Begin ENTRIES SUPPLIED

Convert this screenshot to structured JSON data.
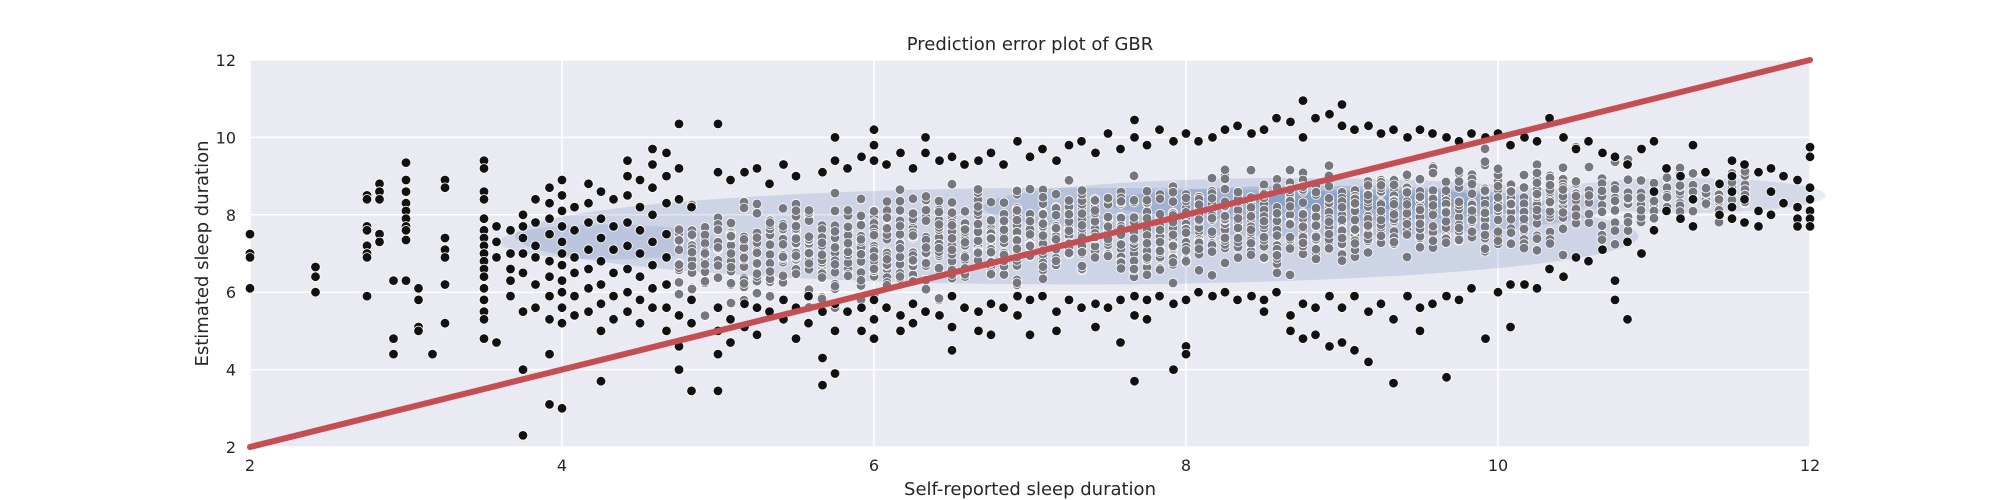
{
  "chart_data": {
    "type": "scatter",
    "title": "Prediction error plot of GBR",
    "xlabel": "Self-reported sleep duration",
    "ylabel": "Estimated sleep duration",
    "xlim": [
      2,
      12
    ],
    "ylim": [
      2,
      12
    ],
    "xticks": [
      2,
      4,
      6,
      8,
      10,
      12
    ],
    "yticks": [
      2,
      4,
      6,
      8,
      10,
      12
    ],
    "grid": true,
    "legend": "none",
    "colors": {
      "background": "#eaeaf2",
      "grid": "#ffffff",
      "points": "#111111",
      "dense_points": "#77777f",
      "identity_line": "#c44e52",
      "density": "#4c72b0"
    },
    "identity_line": {
      "x": [
        2,
        12
      ],
      "y": [
        2,
        12
      ]
    },
    "density_regions": [
      {
        "cx": 7.3,
        "cy": 7.45,
        "rx": 3.6,
        "ry": 1.25,
        "opacity": 0.18
      },
      {
        "cx": 4.3,
        "cy": 7.3,
        "rx": 0.7,
        "ry": 0.45,
        "opacity": 0.14
      },
      {
        "cx": 11.2,
        "cy": 8.5,
        "rx": 0.9,
        "ry": 0.45,
        "opacity": 0.14
      },
      {
        "cx": 8.7,
        "cy": 8.2,
        "rx": 2.0,
        "ry": 0.75,
        "opacity": 0.18
      },
      {
        "cx": 8.9,
        "cy": 8.3,
        "rx": 1.4,
        "ry": 0.45,
        "opacity": 0.22
      },
      {
        "cx": 9.2,
        "cy": 8.4,
        "rx": 0.8,
        "ry": 0.25,
        "opacity": 0.25
      }
    ],
    "points": [
      [
        2.0,
        7.5
      ],
      [
        2.0,
        7.0
      ],
      [
        2.0,
        6.9
      ],
      [
        2.0,
        6.1
      ],
      [
        2.42,
        6.65
      ],
      [
        2.42,
        6.4
      ],
      [
        2.42,
        6.0
      ],
      [
        2.75,
        8.5
      ],
      [
        2.75,
        8.4
      ],
      [
        2.75,
        7.7
      ],
      [
        2.75,
        7.6
      ],
      [
        2.75,
        7.2
      ],
      [
        2.75,
        7.0
      ],
      [
        2.75,
        6.9
      ],
      [
        2.75,
        5.9
      ],
      [
        2.83,
        8.8
      ],
      [
        2.83,
        8.6
      ],
      [
        2.83,
        8.4
      ],
      [
        2.83,
        7.5
      ],
      [
        2.83,
        7.3
      ],
      [
        2.92,
        6.3
      ],
      [
        2.92,
        4.8
      ],
      [
        2.92,
        4.4
      ],
      [
        3.0,
        9.35
      ],
      [
        3.0,
        8.9
      ],
      [
        3.0,
        8.6
      ],
      [
        3.0,
        8.3
      ],
      [
        3.0,
        8.1
      ],
      [
        3.0,
        7.9
      ],
      [
        3.0,
        7.7
      ],
      [
        3.0,
        7.6
      ],
      [
        3.0,
        7.35
      ],
      [
        3.0,
        6.3
      ],
      [
        3.08,
        6.1
      ],
      [
        3.08,
        5.8
      ],
      [
        3.08,
        5.1
      ],
      [
        3.08,
        5.0
      ],
      [
        3.17,
        4.4
      ],
      [
        3.25,
        8.9
      ],
      [
        3.25,
        8.7
      ],
      [
        3.25,
        7.4
      ],
      [
        3.25,
        7.1
      ],
      [
        3.25,
        6.9
      ],
      [
        3.25,
        6.2
      ],
      [
        3.25,
        5.2
      ],
      [
        3.5,
        9.4
      ],
      [
        3.5,
        9.2
      ],
      [
        3.5,
        8.6
      ],
      [
        3.5,
        8.4
      ],
      [
        3.5,
        7.9
      ],
      [
        3.5,
        7.6
      ],
      [
        3.5,
        7.4
      ],
      [
        3.5,
        7.2
      ],
      [
        3.5,
        7.0
      ],
      [
        3.5,
        6.8
      ],
      [
        3.5,
        6.6
      ],
      [
        3.5,
        6.4
      ],
      [
        3.5,
        6.1
      ],
      [
        3.5,
        5.8
      ],
      [
        3.5,
        5.5
      ],
      [
        3.5,
        5.3
      ],
      [
        3.5,
        4.8
      ],
      [
        3.58,
        7.7
      ],
      [
        3.58,
        7.3
      ],
      [
        3.58,
        6.9
      ],
      [
        3.58,
        4.7
      ],
      [
        3.67,
        7.6
      ],
      [
        3.67,
        7.0
      ],
      [
        3.67,
        6.6
      ],
      [
        3.67,
        6.3
      ],
      [
        3.67,
        5.9
      ],
      [
        3.75,
        8.0
      ],
      [
        3.75,
        7.7
      ],
      [
        3.75,
        7.4
      ],
      [
        3.75,
        7.0
      ],
      [
        3.75,
        6.5
      ],
      [
        3.75,
        5.5
      ],
      [
        3.75,
        4.0
      ],
      [
        3.75,
        2.3
      ],
      [
        3.83,
        8.4
      ],
      [
        3.83,
        7.8
      ],
      [
        3.83,
        7.2
      ],
      [
        3.83,
        6.9
      ],
      [
        3.83,
        6.2
      ],
      [
        3.83,
        5.6
      ],
      [
        3.92,
        8.7
      ],
      [
        3.92,
        8.3
      ],
      [
        3.92,
        7.9
      ],
      [
        3.92,
        7.5
      ],
      [
        3.92,
        6.8
      ],
      [
        3.92,
        6.4
      ],
      [
        3.92,
        5.9
      ],
      [
        3.92,
        5.3
      ],
      [
        3.92,
        4.4
      ],
      [
        3.92,
        3.1
      ],
      [
        4.0,
        8.9
      ],
      [
        4.0,
        8.5
      ],
      [
        4.0,
        8.1
      ],
      [
        4.0,
        7.7
      ],
      [
        4.0,
        7.3
      ],
      [
        4.0,
        7.0
      ],
      [
        4.0,
        6.7
      ],
      [
        4.0,
        6.3
      ],
      [
        4.0,
        6.0
      ],
      [
        4.0,
        5.6
      ],
      [
        4.0,
        5.2
      ],
      [
        4.0,
        3.0
      ],
      [
        4.08,
        8.2
      ],
      [
        4.08,
        7.6
      ],
      [
        4.08,
        6.9
      ],
      [
        4.08,
        6.5
      ],
      [
        4.08,
        5.9
      ],
      [
        4.08,
        5.4
      ],
      [
        4.17,
        8.8
      ],
      [
        4.17,
        8.3
      ],
      [
        4.17,
        7.8
      ],
      [
        4.17,
        7.1
      ],
      [
        4.17,
        6.6
      ],
      [
        4.17,
        6.1
      ],
      [
        4.17,
        5.5
      ],
      [
        4.25,
        8.6
      ],
      [
        4.25,
        7.9
      ],
      [
        4.25,
        7.4
      ],
      [
        4.25,
        6.8
      ],
      [
        4.25,
        6.2
      ],
      [
        4.25,
        5.7
      ],
      [
        4.25,
        5.0
      ],
      [
        4.25,
        3.7
      ],
      [
        4.33,
        8.4
      ],
      [
        4.33,
        7.7
      ],
      [
        4.33,
        7.1
      ],
      [
        4.33,
        6.5
      ],
      [
        4.33,
        5.9
      ],
      [
        4.33,
        5.3
      ],
      [
        4.42,
        9.4
      ],
      [
        4.42,
        9.0
      ],
      [
        4.42,
        8.5
      ],
      [
        4.42,
        7.8
      ],
      [
        4.42,
        7.2
      ],
      [
        4.42,
        6.6
      ],
      [
        4.42,
        6.0
      ],
      [
        4.42,
        5.5
      ],
      [
        4.5,
        8.9
      ],
      [
        4.5,
        8.2
      ],
      [
        4.5,
        7.6
      ],
      [
        4.5,
        7.0
      ],
      [
        4.5,
        6.4
      ],
      [
        4.5,
        5.8
      ],
      [
        4.5,
        5.2
      ],
      [
        4.58,
        9.7
      ],
      [
        4.58,
        9.3
      ],
      [
        4.58,
        8.7
      ],
      [
        4.58,
        8.0
      ],
      [
        4.58,
        7.3
      ],
      [
        4.58,
        6.7
      ],
      [
        4.58,
        6.1
      ],
      [
        4.58,
        5.6
      ],
      [
        4.67,
        9.6
      ],
      [
        4.67,
        9.0
      ],
      [
        4.67,
        8.3
      ],
      [
        4.67,
        7.5
      ],
      [
        4.67,
        6.9
      ],
      [
        4.67,
        6.2
      ],
      [
        4.67,
        5.6
      ],
      [
        4.67,
        5.0
      ],
      [
        4.75,
        10.35
      ],
      [
        4.75,
        9.2
      ],
      [
        4.75,
        8.4
      ],
      [
        4.75,
        5.4
      ],
      [
        4.75,
        4.6
      ],
      [
        4.75,
        4.0
      ],
      [
        4.83,
        8.2
      ],
      [
        4.83,
        5.8
      ],
      [
        4.83,
        5.2
      ],
      [
        4.83,
        3.45
      ],
      [
        5.0,
        10.35
      ],
      [
        5.0,
        9.1
      ],
      [
        5.0,
        5.6
      ],
      [
        5.0,
        5.0
      ],
      [
        5.0,
        4.4
      ],
      [
        5.0,
        3.45
      ],
      [
        5.08,
        8.9
      ],
      [
        5.08,
        5.3
      ],
      [
        5.08,
        4.7
      ],
      [
        5.17,
        9.1
      ],
      [
        5.17,
        5.7
      ],
      [
        5.17,
        5.1
      ],
      [
        5.25,
        9.2
      ],
      [
        5.25,
        5.6
      ],
      [
        5.25,
        4.9
      ],
      [
        5.33,
        8.8
      ],
      [
        5.33,
        5.5
      ],
      [
        5.42,
        9.3
      ],
      [
        5.42,
        5.8
      ],
      [
        5.42,
        5.3
      ],
      [
        5.5,
        9.0
      ],
      [
        5.5,
        5.6
      ],
      [
        5.5,
        4.8
      ],
      [
        5.58,
        5.9
      ],
      [
        5.58,
        5.2
      ],
      [
        5.67,
        9.1
      ],
      [
        5.67,
        5.5
      ],
      [
        5.67,
        4.3
      ],
      [
        5.67,
        3.6
      ],
      [
        5.75,
        10.0
      ],
      [
        5.75,
        9.4
      ],
      [
        5.75,
        5.7
      ],
      [
        5.75,
        5.0
      ],
      [
        5.75,
        3.9
      ],
      [
        5.83,
        9.2
      ],
      [
        5.83,
        5.5
      ],
      [
        5.92,
        9.5
      ],
      [
        5.92,
        5.6
      ],
      [
        5.92,
        5.0
      ],
      [
        6.0,
        10.2
      ],
      [
        6.0,
        9.8
      ],
      [
        6.0,
        9.4
      ],
      [
        6.0,
        5.8
      ],
      [
        6.0,
        5.3
      ],
      [
        6.0,
        4.8
      ],
      [
        6.08,
        9.3
      ],
      [
        6.08,
        5.6
      ],
      [
        6.17,
        9.6
      ],
      [
        6.17,
        5.4
      ],
      [
        6.17,
        5.0
      ],
      [
        6.25,
        9.2
      ],
      [
        6.25,
        5.7
      ],
      [
        6.25,
        5.2
      ],
      [
        6.33,
        10.0
      ],
      [
        6.33,
        9.6
      ],
      [
        6.33,
        5.5
      ],
      [
        6.42,
        9.4
      ],
      [
        6.42,
        5.4
      ],
      [
        6.5,
        9.5
      ],
      [
        6.5,
        5.9
      ],
      [
        6.5,
        5.1
      ],
      [
        6.5,
        4.5
      ],
      [
        6.58,
        9.3
      ],
      [
        6.58,
        5.6
      ],
      [
        6.67,
        9.4
      ],
      [
        6.67,
        5.5
      ],
      [
        6.67,
        5.0
      ],
      [
        6.75,
        9.6
      ],
      [
        6.75,
        5.7
      ],
      [
        6.75,
        4.9
      ],
      [
        6.83,
        9.3
      ],
      [
        6.83,
        5.6
      ],
      [
        6.92,
        9.9
      ],
      [
        6.92,
        5.9
      ],
      [
        6.92,
        5.4
      ],
      [
        7.0,
        9.5
      ],
      [
        7.0,
        5.8
      ],
      [
        7.0,
        4.9
      ],
      [
        7.08,
        9.7
      ],
      [
        7.08,
        5.9
      ],
      [
        7.17,
        9.4
      ],
      [
        7.17,
        5.5
      ],
      [
        7.17,
        5.0
      ],
      [
        7.25,
        9.8
      ],
      [
        7.25,
        5.8
      ],
      [
        7.33,
        9.9
      ],
      [
        7.33,
        5.6
      ],
      [
        7.42,
        9.6
      ],
      [
        7.42,
        5.7
      ],
      [
        7.42,
        5.1
      ],
      [
        7.5,
        10.1
      ],
      [
        7.5,
        5.6
      ],
      [
        7.58,
        9.7
      ],
      [
        7.58,
        5.8
      ],
      [
        7.58,
        4.7
      ],
      [
        7.67,
        10.45
      ],
      [
        7.67,
        10.0
      ],
      [
        7.67,
        5.9
      ],
      [
        7.67,
        5.4
      ],
      [
        7.67,
        3.7
      ],
      [
        7.75,
        9.8
      ],
      [
        7.75,
        5.8
      ],
      [
        7.75,
        5.3
      ],
      [
        7.83,
        10.2
      ],
      [
        7.83,
        5.9
      ],
      [
        7.92,
        9.9
      ],
      [
        7.92,
        5.7
      ],
      [
        7.92,
        4.0
      ],
      [
        8.0,
        10.1
      ],
      [
        8.0,
        5.8
      ],
      [
        8.0,
        4.6
      ],
      [
        8.0,
        4.4
      ],
      [
        8.08,
        9.9
      ],
      [
        8.08,
        6.0
      ],
      [
        8.17,
        10.0
      ],
      [
        8.17,
        5.9
      ],
      [
        8.25,
        10.2
      ],
      [
        8.25,
        6.0
      ],
      [
        8.33,
        10.3
      ],
      [
        8.33,
        5.8
      ],
      [
        8.42,
        10.1
      ],
      [
        8.42,
        5.9
      ],
      [
        8.5,
        10.2
      ],
      [
        8.5,
        5.8
      ],
      [
        8.5,
        5.5
      ],
      [
        8.58,
        10.5
      ],
      [
        8.58,
        6.0
      ],
      [
        8.67,
        10.4
      ],
      [
        8.67,
        5.4
      ],
      [
        8.67,
        5.0
      ],
      [
        8.75,
        10.95
      ],
      [
        8.75,
        10.0
      ],
      [
        8.75,
        5.7
      ],
      [
        8.75,
        4.8
      ],
      [
        8.83,
        10.5
      ],
      [
        8.83,
        5.6
      ],
      [
        8.83,
        4.9
      ],
      [
        8.92,
        10.6
      ],
      [
        8.92,
        5.9
      ],
      [
        8.92,
        4.6
      ],
      [
        9.0,
        10.85
      ],
      [
        9.0,
        10.3
      ],
      [
        9.0,
        5.6
      ],
      [
        9.0,
        4.7
      ],
      [
        9.08,
        10.2
      ],
      [
        9.08,
        5.9
      ],
      [
        9.08,
        4.5
      ],
      [
        9.17,
        10.3
      ],
      [
        9.17,
        5.5
      ],
      [
        9.17,
        4.2
      ],
      [
        9.25,
        10.1
      ],
      [
        9.25,
        5.7
      ],
      [
        9.33,
        10.2
      ],
      [
        9.33,
        5.3
      ],
      [
        9.33,
        3.65
      ],
      [
        9.42,
        10.0
      ],
      [
        9.42,
        5.9
      ],
      [
        9.5,
        10.2
      ],
      [
        9.5,
        5.6
      ],
      [
        9.5,
        5.0
      ],
      [
        9.58,
        10.1
      ],
      [
        9.58,
        5.7
      ],
      [
        9.67,
        10.0
      ],
      [
        9.67,
        5.9
      ],
      [
        9.67,
        3.8
      ],
      [
        9.75,
        9.9
      ],
      [
        9.75,
        5.8
      ],
      [
        9.83,
        10.1
      ],
      [
        9.83,
        6.1
      ],
      [
        9.92,
        10.0
      ],
      [
        9.92,
        4.8
      ],
      [
        10.0,
        10.1
      ],
      [
        10.0,
        6.0
      ],
      [
        10.08,
        9.8
      ],
      [
        10.08,
        6.2
      ],
      [
        10.08,
        5.1
      ],
      [
        10.17,
        10.0
      ],
      [
        10.17,
        6.2
      ],
      [
        10.25,
        9.9
      ],
      [
        10.25,
        6.1
      ],
      [
        10.33,
        10.5
      ],
      [
        10.33,
        6.6
      ],
      [
        10.42,
        10.0
      ],
      [
        10.42,
        6.4
      ],
      [
        10.5,
        9.7
      ],
      [
        10.5,
        6.9
      ],
      [
        10.58,
        9.9
      ],
      [
        10.58,
        6.8
      ],
      [
        10.67,
        9.6
      ],
      [
        10.67,
        7.1
      ],
      [
        10.75,
        9.5
      ],
      [
        10.75,
        6.3
      ],
      [
        10.75,
        5.8
      ],
      [
        10.83,
        9.3
      ],
      [
        10.83,
        7.3
      ],
      [
        10.83,
        5.3
      ],
      [
        10.92,
        9.7
      ],
      [
        10.92,
        7.0
      ],
      [
        11.0,
        9.9
      ],
      [
        11.0,
        8.6
      ],
      [
        11.0,
        7.6
      ],
      [
        11.08,
        9.2
      ],
      [
        11.08,
        8.1
      ],
      [
        11.17,
        9.0
      ],
      [
        11.17,
        7.9
      ],
      [
        11.25,
        9.8
      ],
      [
        11.25,
        8.4
      ],
      [
        11.25,
        7.7
      ],
      [
        11.33,
        9.1
      ],
      [
        11.42,
        8.8
      ],
      [
        11.42,
        8.0
      ],
      [
        11.5,
        9.4
      ],
      [
        11.5,
        9.0
      ],
      [
        11.5,
        8.6
      ],
      [
        11.5,
        8.2
      ],
      [
        11.5,
        7.9
      ],
      [
        11.58,
        9.3
      ],
      [
        11.58,
        8.4
      ],
      [
        11.58,
        7.8
      ],
      [
        11.67,
        9.1
      ],
      [
        11.67,
        8.1
      ],
      [
        11.67,
        7.7
      ],
      [
        11.75,
        9.2
      ],
      [
        11.75,
        8.6
      ],
      [
        11.75,
        8.0
      ],
      [
        11.83,
        9.0
      ],
      [
        11.83,
        8.3
      ],
      [
        11.92,
        8.9
      ],
      [
        11.92,
        8.2
      ],
      [
        11.92,
        7.9
      ],
      [
        11.92,
        7.7
      ],
      [
        12.0,
        9.75
      ],
      [
        12.0,
        9.5
      ],
      [
        12.0,
        8.7
      ],
      [
        12.0,
        8.4
      ],
      [
        12.0,
        8.1
      ],
      [
        12.0,
        7.9
      ],
      [
        12.0,
        7.7
      ]
    ]
  }
}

End ENTRIES SUPPLIED

▸ SHORT TASK:
Find each line in the records holding the string "sleep" and show it.

▸ CORRECT RESPONSE:
    "xlabel": "Self-reported sleep duration",
    "ylabel": "Estimated sleep duration",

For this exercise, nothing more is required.